:: Supplied data ::

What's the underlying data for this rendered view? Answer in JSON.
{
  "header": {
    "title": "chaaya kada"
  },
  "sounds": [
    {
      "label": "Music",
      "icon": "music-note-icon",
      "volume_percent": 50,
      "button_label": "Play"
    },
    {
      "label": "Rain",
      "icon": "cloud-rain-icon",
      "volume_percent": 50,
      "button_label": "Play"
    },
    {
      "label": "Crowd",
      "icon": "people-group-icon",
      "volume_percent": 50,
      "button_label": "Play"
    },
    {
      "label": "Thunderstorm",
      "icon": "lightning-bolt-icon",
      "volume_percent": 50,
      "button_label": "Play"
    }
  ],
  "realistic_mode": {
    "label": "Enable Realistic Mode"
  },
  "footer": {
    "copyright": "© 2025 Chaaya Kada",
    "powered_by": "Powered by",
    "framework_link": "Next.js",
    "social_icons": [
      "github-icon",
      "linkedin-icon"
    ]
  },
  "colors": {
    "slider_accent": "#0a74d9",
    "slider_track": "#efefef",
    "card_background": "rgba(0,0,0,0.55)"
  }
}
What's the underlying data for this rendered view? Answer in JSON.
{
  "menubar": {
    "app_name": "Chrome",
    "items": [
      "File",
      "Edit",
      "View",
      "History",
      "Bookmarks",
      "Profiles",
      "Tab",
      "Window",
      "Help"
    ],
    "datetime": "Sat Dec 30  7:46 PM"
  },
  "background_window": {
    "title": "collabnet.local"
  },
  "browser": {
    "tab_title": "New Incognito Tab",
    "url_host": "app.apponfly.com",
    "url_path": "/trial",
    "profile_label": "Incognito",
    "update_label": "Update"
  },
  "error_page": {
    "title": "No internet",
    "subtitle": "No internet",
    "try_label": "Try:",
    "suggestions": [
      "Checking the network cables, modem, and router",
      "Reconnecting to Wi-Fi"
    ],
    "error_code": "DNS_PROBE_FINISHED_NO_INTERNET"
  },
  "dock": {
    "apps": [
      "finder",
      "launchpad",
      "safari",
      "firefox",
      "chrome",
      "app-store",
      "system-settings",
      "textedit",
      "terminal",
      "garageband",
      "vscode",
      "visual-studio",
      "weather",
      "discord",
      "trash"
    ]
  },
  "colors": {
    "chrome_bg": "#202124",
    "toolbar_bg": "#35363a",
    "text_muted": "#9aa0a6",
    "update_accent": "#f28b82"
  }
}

:::

* **Task goal**: Copy the data above exactly. Every line must be included.

* **Response below**:
What's the underlying data for this rendered view? Answer in JSON.
{
  "header": {
    "title": "chaaya kada"
  },
  "sounds": [
    {
      "label": "Music",
      "icon": "music-note-icon",
      "volume_percent": 50,
      "button_label": "Play"
    },
    {
      "label": "Rain",
      "icon": "cloud-rain-icon",
      "volume_percent": 50,
      "button_label": "Play"
    },
    {
      "label": "Crowd",
      "icon": "people-group-icon",
      "volume_percent": 50,
      "button_label": "Play"
    },
    {
      "label": "Thunderstorm",
      "icon": "lightning-bolt-icon",
      "volume_percent": 50,
      "button_label": "Play"
    }
  ],
  "realistic_mode": {
    "label": "Enable Realistic Mode"
  },
  "footer": {
    "copyright": "© 2025 Chaaya Kada",
    "powered_by": "Powered by",
    "framework_link": "Next.js",
    "social_icons": [
      "github-icon",
      "linkedin-icon"
    ]
  },
  "colors": {
    "slider_accent": "#0a74d9",
    "slider_track": "#efefef",
    "card_background": "rgba(0,0,0,0.55)"
  }
}
What's the underlying data for this rendered view? Answer in JSON.
{
  "menubar": {
    "app_name": "Chrome",
    "items": [
      "File",
      "Edit",
      "View",
      "History",
      "Bookmarks",
      "Profiles",
      "Tab",
      "Window",
      "Help"
    ],
    "datetime": "Sat Dec 30  7:46 PM"
  },
  "background_window": {
    "title": "collabnet.local"
  },
  "browser": {
    "tab_title": "New Incognito Tab",
    "url_host": "app.apponfly.com",
    "url_path": "/trial",
    "profile_label": "Incognito",
    "update_label": "Update"
  },
  "error_page": {
    "title": "No internet",
    "subtitle": "No internet",
    "try_label": "Try:",
    "suggestions": [
      "Checking the network cables, modem, and router",
      "Reconnecting to Wi-Fi"
    ],
    "error_code": "DNS_PROBE_FINISHED_NO_INTERNET"
  },
  "dock": {
    "apps": [
      "finder",
      "launchpad",
      "safari",
      "firefox",
      "chrome",
      "app-store",
      "system-settings",
      "textedit",
      "terminal",
      "garageband",
      "vscode",
      "visual-studio",
      "weather",
      "discord",
      "trash"
    ]
  },
  "colors": {
    "chrome_bg": "#202124",
    "toolbar_bg": "#35363a",
    "text_muted": "#9aa0a6",
    "update_accent": "#f28b82"
  }
}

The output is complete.